Objective — Would you write out the listing verbatim and skip every picture in it?

───── Material provided ─────

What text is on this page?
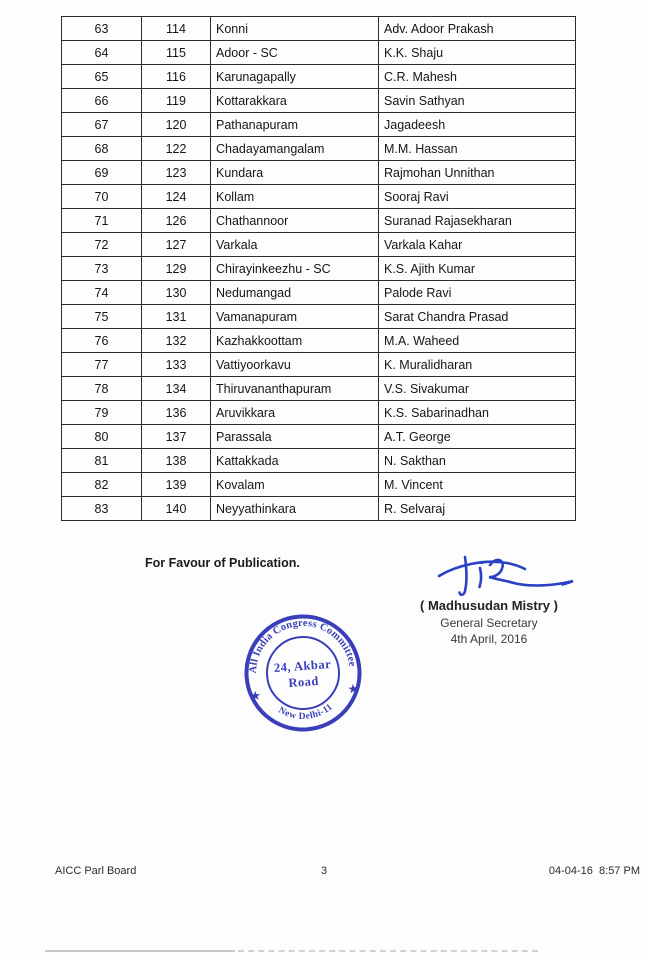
63	114	Konni	Adv. Adoor Prakash
64	115	Adoor - SC	K.K. Shaju
65	116	Karunagapally	C.R. Mahesh
66	119	Kottarakkara	Savin Sathyan
67	120	Pathanapuram	Jagadeesh
68	122	Chadayamangalam	M.M. Hassan
69	123	Kundara	Rajmohan Unnithan
70	124	Kollam	Sooraj Ravi
71	126	Chathannoor	Suranad Rajasekharan
72	127	Varkala	Varkala Kahar
73	129	Chirayinkeezhu - SC	K.S. Ajith Kumar
74	130	Nedumangad	Palode Ravi
75	131	Vamanapuram	Sarat Chandra Prasad
76	132	Kazhakkoottam	M.A. Waheed
77	133	Vattiyoorkavu	K. Muralidharan
78	134	Thiruvananthapuram	V.S. Sivakumar
79	136	Aruvikkara	K.S. Sabarinadhan
80	137	Parassala	A.T. George
81	138	Kattakkada	N. Sakthan
82	139	Kovalam	M. Vincent
83	140	Neyyathinkara	R. Selvaraj
For Favour of Publication.
( Madhusudan Mistry )
General Secretary
4th April, 2016
All India Congress Committee
New Delhi-11
★
★
24, Akbar
Road
AICC Parl Board	3	04-04-16  8:57 PM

─────

Final result —
What text is on this page?
63	114	Konni	Adv. Adoor Prakash
64	115	Adoor - SC	K.K. Shaju
65	116	Karunagapally	C.R. Mahesh
66	119	Kottarakkara	Savin Sathyan
67	120	Pathanapuram	Jagadeesh
68	122	Chadayamangalam	M.M. Hassan
69	123	Kundara	Rajmohan Unnithan
70	124	Kollam	Sooraj Ravi
71	126	Chathannoor	Suranad Rajasekharan
72	127	Varkala	Varkala Kahar
73	129	Chirayinkeezhu - SC	K.S. Ajith Kumar
74	130	Nedumangad	Palode Ravi
75	131	Vamanapuram	Sarat Chandra Prasad
76	132	Kazhakkoottam	M.A. Waheed
77	133	Vattiyoorkavu	K. Muralidharan
78	134	Thiruvananthapuram	V.S. Sivakumar
79	136	Aruvikkara	K.S. Sabarinadhan
80	137	Parassala	A.T. George
81	138	Kattakkada	N. Sakthan
82	139	Kovalam	M. Vincent
83	140	Neyyathinkara	R. Selvaraj
For Favour of Publication.
( Madhusudan Mistry )
General Secretary
4th April, 2016
All India Congress Committee
New Delhi-11
★
★
24, Akbar
Road
AICC Parl Board	3	04-04-16  8:57 PM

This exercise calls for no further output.